*Exercise*: What is the number of lines in these entries that contain "indicators"? State it alone.

BEGIN Source data

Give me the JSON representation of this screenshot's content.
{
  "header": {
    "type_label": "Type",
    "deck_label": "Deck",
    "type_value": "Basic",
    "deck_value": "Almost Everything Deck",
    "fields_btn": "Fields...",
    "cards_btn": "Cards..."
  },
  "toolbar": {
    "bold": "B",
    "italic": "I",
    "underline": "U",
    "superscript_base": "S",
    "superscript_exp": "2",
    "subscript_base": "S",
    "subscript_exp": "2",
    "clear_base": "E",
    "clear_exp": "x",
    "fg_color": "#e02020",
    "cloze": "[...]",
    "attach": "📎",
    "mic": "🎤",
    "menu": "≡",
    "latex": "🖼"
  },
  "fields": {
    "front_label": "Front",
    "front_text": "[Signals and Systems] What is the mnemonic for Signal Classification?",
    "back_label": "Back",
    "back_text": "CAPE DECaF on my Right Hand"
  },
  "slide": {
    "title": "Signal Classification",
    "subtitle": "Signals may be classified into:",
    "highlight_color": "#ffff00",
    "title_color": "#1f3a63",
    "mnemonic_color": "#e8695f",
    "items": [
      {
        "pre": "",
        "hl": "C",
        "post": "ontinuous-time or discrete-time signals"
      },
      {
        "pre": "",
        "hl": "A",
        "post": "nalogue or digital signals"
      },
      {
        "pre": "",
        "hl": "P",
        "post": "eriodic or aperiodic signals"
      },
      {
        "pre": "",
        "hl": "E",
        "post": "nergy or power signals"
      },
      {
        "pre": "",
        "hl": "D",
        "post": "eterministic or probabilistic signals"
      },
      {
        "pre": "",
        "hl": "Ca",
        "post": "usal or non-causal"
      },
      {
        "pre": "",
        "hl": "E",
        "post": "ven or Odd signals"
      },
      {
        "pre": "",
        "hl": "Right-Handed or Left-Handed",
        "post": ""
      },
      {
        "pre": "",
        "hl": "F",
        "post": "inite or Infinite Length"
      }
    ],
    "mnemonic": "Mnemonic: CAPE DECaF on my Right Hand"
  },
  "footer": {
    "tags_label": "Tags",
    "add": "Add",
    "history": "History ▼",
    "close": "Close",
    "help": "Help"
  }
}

END Source data
BEGIN Source data

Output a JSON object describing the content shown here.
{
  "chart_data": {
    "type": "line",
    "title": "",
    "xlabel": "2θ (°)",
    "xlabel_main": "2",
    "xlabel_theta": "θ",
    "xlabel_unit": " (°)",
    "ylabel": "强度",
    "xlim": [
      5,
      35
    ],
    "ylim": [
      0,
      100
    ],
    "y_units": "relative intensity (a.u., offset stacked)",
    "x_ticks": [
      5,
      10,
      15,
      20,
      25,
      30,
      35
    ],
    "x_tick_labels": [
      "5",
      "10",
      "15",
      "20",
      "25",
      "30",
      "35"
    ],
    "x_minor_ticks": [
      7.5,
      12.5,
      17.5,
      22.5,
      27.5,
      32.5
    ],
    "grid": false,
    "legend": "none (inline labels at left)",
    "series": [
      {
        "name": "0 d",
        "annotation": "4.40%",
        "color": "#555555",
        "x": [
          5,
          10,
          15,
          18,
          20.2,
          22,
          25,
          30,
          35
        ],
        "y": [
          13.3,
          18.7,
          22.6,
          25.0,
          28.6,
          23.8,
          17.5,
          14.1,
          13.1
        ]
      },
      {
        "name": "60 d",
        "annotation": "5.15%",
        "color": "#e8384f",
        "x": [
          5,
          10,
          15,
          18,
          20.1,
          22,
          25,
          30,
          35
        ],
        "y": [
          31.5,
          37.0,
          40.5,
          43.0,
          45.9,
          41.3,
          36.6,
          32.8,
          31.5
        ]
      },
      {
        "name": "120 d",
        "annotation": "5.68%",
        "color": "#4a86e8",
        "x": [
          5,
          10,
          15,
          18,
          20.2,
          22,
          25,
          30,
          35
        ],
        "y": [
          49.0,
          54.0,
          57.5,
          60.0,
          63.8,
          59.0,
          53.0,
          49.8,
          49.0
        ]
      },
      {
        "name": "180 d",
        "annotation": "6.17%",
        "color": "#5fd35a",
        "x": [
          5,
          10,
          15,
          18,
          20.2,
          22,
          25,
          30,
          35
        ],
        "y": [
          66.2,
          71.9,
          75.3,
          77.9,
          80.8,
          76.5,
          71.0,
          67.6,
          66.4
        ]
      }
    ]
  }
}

END Source data
BEGIN Source data

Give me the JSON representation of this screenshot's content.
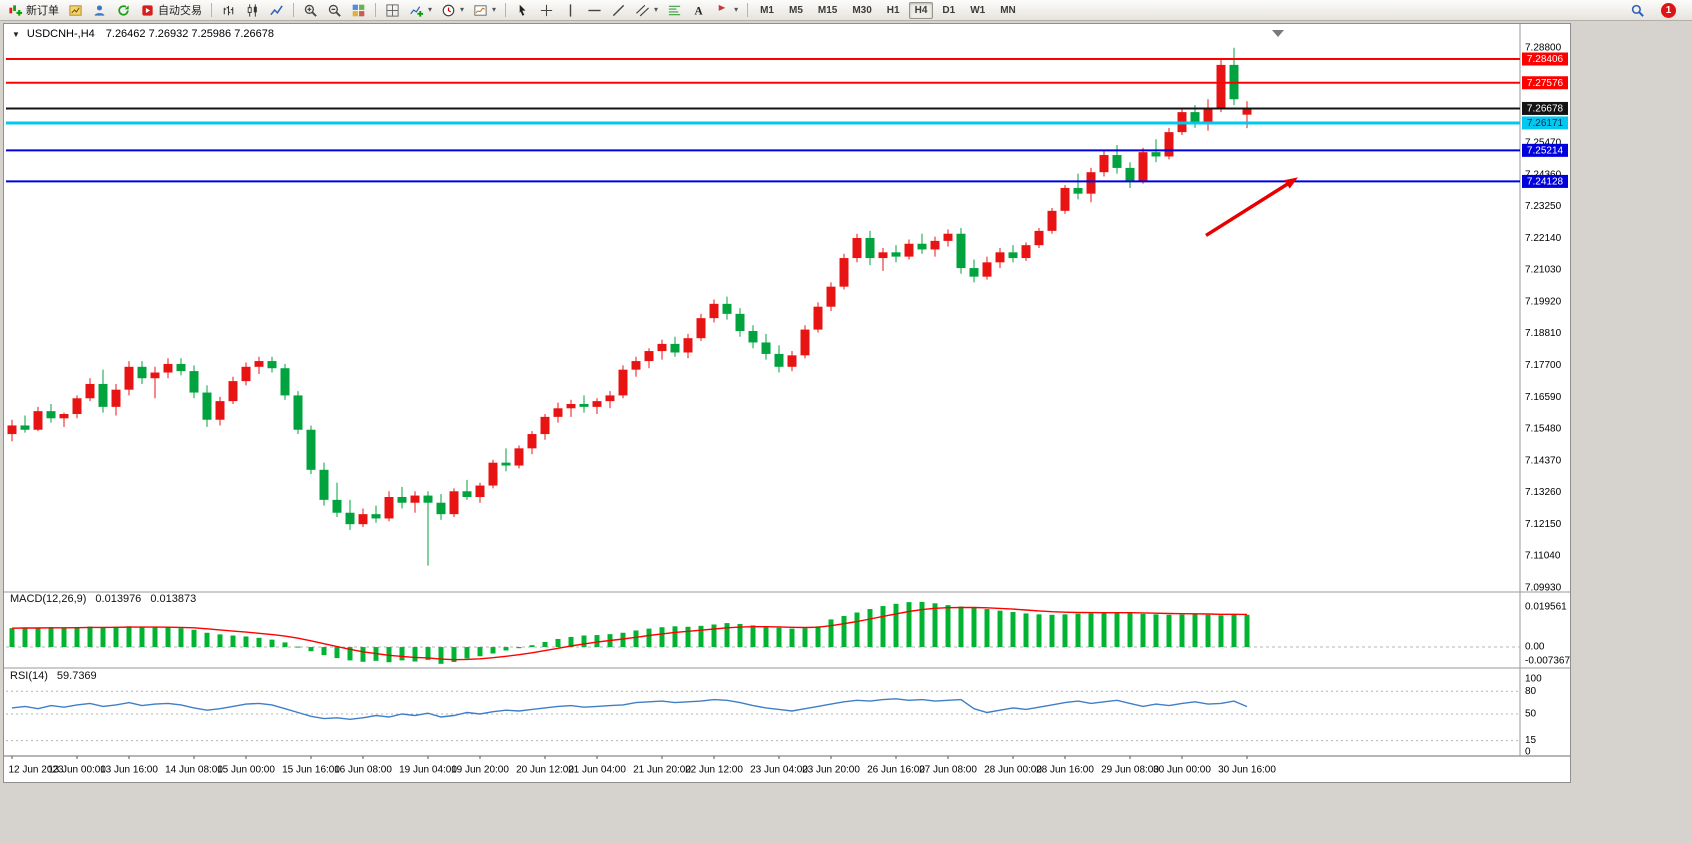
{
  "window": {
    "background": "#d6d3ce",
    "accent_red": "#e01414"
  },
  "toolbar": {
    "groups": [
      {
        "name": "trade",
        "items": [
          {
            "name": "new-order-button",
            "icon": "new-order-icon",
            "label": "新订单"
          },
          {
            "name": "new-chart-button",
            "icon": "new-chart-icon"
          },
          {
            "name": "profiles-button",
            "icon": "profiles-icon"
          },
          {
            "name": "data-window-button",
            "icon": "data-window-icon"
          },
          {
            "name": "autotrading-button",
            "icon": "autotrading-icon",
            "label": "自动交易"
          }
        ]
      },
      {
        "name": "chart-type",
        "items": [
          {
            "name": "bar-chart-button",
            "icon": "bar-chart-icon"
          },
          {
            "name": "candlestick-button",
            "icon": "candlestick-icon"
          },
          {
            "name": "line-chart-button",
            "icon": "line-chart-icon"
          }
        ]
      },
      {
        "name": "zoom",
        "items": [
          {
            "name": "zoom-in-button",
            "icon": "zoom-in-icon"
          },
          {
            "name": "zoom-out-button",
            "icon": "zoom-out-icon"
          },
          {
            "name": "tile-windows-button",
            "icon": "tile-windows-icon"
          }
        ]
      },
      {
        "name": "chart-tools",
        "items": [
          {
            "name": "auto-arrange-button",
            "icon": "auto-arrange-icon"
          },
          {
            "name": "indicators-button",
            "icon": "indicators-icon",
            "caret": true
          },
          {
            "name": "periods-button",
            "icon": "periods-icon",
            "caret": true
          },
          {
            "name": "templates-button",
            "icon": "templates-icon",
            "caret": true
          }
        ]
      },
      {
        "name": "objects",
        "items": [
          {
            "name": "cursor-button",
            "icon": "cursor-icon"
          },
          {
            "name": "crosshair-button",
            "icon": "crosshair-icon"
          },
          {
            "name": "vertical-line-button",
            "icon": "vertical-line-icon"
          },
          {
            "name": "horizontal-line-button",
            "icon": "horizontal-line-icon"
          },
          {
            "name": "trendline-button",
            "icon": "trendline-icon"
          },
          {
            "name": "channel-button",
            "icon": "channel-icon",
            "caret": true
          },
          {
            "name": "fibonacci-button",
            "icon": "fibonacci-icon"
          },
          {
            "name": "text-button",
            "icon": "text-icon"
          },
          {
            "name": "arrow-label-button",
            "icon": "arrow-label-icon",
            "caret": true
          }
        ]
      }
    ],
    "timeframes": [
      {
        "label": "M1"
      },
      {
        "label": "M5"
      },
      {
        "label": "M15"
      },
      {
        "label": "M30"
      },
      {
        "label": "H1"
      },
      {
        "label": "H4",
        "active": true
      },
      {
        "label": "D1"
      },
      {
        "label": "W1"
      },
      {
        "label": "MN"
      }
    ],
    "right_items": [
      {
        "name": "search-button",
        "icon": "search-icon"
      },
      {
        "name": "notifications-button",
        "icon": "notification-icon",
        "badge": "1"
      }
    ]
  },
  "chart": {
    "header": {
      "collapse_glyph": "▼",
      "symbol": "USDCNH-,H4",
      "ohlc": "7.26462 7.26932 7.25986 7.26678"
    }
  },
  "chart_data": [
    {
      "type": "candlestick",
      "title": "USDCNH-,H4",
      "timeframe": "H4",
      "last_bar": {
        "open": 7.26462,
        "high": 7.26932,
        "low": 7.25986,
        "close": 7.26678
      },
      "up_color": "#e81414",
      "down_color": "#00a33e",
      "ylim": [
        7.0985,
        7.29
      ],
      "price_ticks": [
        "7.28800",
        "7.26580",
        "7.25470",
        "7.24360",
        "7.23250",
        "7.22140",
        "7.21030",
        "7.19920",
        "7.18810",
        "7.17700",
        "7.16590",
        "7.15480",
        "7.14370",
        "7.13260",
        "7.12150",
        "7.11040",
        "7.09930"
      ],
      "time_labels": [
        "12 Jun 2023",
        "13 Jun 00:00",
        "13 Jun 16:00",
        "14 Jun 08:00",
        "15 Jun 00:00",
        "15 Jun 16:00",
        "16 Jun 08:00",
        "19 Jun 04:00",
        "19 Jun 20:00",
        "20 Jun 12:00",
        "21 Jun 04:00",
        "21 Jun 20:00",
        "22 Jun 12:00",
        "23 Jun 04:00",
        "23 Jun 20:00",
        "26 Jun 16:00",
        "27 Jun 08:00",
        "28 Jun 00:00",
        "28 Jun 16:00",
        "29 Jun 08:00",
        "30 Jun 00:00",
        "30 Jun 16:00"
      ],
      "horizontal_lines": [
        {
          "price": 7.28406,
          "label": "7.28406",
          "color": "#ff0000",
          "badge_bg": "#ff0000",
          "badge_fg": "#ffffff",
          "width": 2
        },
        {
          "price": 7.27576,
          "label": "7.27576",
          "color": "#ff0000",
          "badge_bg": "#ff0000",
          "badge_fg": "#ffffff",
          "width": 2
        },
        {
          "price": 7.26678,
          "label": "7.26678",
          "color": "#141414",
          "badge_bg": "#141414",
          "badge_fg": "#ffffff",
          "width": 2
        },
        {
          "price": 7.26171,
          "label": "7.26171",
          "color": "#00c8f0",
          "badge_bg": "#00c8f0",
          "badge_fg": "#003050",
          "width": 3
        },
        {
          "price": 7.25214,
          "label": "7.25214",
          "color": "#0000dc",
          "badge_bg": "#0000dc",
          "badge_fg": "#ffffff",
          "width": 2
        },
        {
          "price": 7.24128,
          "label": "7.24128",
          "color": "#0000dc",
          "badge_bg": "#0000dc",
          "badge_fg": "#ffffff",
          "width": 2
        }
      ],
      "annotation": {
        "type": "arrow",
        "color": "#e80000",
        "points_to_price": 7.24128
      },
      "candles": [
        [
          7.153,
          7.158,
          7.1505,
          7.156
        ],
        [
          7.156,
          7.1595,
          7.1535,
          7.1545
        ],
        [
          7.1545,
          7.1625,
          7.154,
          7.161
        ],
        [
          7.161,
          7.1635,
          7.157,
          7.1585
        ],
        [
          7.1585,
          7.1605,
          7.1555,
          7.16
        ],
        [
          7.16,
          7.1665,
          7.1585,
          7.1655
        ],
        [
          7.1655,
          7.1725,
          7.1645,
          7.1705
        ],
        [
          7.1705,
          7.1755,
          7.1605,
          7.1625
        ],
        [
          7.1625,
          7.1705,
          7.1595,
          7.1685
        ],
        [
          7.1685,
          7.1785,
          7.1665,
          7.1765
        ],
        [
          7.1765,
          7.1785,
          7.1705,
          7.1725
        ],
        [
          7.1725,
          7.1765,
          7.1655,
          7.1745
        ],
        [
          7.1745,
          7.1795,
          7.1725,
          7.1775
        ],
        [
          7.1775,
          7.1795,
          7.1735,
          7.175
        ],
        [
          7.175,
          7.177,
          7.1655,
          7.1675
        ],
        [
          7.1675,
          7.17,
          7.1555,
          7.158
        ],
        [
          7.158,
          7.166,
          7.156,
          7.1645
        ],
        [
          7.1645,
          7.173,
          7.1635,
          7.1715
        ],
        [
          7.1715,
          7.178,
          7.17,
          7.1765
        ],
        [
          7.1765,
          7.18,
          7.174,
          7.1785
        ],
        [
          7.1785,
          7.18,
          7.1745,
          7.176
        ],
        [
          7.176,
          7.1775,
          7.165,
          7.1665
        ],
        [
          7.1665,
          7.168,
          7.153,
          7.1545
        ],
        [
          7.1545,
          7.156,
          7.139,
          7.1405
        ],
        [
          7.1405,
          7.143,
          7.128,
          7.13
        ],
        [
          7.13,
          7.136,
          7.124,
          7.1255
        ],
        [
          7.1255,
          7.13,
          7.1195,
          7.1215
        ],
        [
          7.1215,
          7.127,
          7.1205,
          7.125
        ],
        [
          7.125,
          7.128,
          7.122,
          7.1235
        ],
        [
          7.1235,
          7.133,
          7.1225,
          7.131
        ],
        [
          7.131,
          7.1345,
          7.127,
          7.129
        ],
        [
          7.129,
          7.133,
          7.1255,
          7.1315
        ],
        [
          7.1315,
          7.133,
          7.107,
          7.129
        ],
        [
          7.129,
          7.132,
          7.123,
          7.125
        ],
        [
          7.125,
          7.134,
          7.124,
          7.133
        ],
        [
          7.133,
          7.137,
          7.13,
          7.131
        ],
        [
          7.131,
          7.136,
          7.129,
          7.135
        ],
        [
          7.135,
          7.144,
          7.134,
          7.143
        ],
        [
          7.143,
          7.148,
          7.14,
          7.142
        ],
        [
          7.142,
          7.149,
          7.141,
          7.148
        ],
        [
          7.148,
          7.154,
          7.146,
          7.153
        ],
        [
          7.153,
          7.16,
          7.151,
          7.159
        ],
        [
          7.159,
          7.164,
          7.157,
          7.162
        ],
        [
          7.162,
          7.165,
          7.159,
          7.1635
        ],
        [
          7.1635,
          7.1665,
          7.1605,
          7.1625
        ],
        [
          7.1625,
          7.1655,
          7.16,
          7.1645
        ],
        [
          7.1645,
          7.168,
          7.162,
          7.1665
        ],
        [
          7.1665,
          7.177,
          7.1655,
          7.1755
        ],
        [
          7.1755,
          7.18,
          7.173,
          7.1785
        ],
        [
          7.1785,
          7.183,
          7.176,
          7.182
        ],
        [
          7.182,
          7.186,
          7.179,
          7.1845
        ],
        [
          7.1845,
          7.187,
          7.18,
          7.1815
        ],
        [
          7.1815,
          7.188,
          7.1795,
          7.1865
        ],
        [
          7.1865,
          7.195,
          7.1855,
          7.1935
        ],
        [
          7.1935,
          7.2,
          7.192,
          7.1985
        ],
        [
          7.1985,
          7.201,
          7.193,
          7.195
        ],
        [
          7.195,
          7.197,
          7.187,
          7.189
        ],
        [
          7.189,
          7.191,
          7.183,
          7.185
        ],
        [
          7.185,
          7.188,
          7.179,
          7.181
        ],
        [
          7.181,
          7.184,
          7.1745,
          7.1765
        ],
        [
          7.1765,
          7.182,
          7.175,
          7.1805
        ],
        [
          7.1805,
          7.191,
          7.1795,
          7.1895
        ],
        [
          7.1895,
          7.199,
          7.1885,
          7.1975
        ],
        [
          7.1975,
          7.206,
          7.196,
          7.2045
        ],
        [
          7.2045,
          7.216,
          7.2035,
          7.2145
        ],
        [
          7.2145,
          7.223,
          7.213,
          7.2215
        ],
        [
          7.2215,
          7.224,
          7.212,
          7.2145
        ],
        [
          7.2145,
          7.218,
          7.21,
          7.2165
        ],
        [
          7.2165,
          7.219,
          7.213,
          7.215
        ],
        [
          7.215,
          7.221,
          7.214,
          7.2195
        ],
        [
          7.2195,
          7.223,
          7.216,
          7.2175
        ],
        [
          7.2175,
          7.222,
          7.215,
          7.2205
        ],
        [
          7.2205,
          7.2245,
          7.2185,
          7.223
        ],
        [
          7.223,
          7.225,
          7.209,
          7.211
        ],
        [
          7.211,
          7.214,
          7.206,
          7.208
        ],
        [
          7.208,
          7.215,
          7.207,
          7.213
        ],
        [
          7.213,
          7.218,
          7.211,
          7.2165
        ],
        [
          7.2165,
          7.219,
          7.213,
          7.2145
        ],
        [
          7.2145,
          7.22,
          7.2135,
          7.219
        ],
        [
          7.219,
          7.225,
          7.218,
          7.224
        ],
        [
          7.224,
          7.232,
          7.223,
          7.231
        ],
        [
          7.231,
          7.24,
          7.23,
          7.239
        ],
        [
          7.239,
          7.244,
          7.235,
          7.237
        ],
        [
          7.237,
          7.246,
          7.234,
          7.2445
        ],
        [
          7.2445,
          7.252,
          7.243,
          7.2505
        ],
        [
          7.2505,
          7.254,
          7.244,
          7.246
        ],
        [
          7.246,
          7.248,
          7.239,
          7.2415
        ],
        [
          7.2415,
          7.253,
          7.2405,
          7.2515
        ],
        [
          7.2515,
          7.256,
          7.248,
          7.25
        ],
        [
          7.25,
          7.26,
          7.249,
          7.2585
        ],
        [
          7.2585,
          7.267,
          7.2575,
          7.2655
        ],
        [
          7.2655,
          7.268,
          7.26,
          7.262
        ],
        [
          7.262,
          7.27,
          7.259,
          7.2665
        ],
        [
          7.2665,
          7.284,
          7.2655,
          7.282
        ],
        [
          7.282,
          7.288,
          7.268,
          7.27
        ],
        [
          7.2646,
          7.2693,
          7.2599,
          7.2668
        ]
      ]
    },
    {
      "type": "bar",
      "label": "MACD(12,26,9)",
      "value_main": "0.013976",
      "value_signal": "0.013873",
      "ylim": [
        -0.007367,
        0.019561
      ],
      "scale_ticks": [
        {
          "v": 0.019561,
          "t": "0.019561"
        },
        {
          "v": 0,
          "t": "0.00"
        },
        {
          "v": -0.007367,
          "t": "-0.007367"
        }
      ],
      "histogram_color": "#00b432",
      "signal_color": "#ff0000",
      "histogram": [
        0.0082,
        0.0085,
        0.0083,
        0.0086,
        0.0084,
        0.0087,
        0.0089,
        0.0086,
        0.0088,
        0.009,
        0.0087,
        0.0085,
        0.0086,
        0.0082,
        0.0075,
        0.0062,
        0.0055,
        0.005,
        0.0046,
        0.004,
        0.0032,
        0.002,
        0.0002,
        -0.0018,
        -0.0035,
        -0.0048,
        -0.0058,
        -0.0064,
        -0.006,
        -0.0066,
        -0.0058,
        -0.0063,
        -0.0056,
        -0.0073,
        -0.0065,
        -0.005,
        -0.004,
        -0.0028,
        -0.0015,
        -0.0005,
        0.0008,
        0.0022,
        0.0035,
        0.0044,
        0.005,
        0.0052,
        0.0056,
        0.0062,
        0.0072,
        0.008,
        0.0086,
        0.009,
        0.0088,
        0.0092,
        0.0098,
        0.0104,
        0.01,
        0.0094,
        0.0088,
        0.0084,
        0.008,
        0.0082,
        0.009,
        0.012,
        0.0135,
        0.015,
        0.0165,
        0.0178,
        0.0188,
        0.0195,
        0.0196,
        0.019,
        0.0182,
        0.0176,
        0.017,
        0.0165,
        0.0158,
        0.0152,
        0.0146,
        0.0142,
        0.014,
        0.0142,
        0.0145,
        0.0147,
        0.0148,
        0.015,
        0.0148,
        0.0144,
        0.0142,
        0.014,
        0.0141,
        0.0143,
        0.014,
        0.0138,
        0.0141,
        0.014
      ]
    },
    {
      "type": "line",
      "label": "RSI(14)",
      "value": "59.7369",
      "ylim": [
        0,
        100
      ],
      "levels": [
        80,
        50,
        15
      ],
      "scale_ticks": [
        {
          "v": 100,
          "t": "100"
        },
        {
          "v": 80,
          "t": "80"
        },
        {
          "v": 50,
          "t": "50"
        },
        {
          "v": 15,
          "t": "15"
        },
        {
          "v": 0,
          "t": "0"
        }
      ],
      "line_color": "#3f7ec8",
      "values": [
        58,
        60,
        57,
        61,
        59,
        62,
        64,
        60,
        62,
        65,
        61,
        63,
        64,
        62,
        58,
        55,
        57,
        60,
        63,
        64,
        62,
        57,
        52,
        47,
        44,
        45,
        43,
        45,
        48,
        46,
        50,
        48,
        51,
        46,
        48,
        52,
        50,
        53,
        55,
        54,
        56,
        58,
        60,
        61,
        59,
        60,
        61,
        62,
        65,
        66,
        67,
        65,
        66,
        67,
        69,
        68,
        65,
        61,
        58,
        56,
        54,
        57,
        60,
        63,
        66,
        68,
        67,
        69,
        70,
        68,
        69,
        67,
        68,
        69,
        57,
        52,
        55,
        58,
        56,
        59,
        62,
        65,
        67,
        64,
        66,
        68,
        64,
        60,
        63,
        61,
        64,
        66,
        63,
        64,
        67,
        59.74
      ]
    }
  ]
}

END Source data

*Expected output*: 2